Start of EXERCISE MATERIALS

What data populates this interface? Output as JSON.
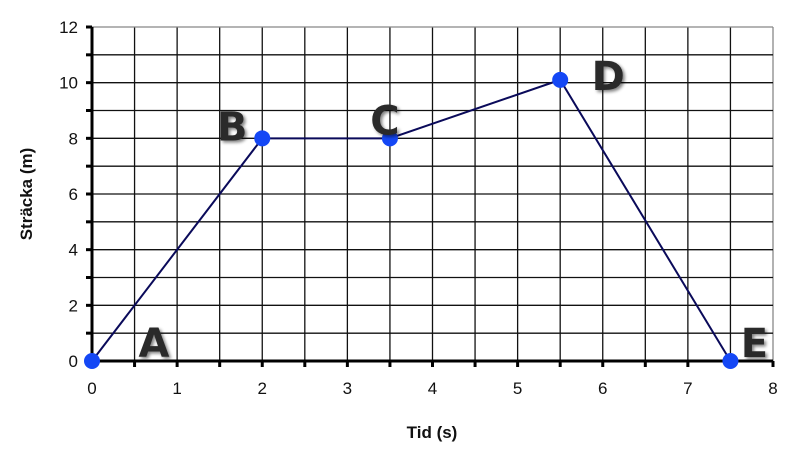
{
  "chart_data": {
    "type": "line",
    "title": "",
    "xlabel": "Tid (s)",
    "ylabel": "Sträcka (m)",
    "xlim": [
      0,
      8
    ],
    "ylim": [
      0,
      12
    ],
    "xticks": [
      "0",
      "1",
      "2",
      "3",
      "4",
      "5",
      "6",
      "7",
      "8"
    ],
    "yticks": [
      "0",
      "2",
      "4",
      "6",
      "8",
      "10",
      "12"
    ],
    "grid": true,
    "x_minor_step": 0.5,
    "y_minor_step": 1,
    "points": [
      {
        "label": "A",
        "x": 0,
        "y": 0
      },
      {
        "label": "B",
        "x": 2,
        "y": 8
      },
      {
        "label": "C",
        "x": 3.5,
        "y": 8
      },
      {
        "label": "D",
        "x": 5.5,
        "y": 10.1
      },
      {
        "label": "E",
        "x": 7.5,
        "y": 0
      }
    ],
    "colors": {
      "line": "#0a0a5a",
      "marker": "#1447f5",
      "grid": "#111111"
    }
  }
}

End of EXERCISE MATERIALS

TASK DIRECTIONS: Skip the pictures and print each record exactly as it stands.

ANSWER FOR THIS EXERCISE:
What data populates this interface? Output as JSON.
{
  "chart_data": {
    "type": "line",
    "title": "",
    "xlabel": "Tid (s)",
    "ylabel": "Sträcka (m)",
    "xlim": [
      0,
      8
    ],
    "ylim": [
      0,
      12
    ],
    "xticks": [
      "0",
      "1",
      "2",
      "3",
      "4",
      "5",
      "6",
      "7",
      "8"
    ],
    "yticks": [
      "0",
      "2",
      "4",
      "6",
      "8",
      "10",
      "12"
    ],
    "grid": true,
    "x_minor_step": 0.5,
    "y_minor_step": 1,
    "points": [
      {
        "label": "A",
        "x": 0,
        "y": 0
      },
      {
        "label": "B",
        "x": 2,
        "y": 8
      },
      {
        "label": "C",
        "x": 3.5,
        "y": 8
      },
      {
        "label": "D",
        "x": 5.5,
        "y": 10.1
      },
      {
        "label": "E",
        "x": 7.5,
        "y": 0
      }
    ],
    "colors": {
      "line": "#0a0a5a",
      "marker": "#1447f5",
      "grid": "#111111"
    }
  }
}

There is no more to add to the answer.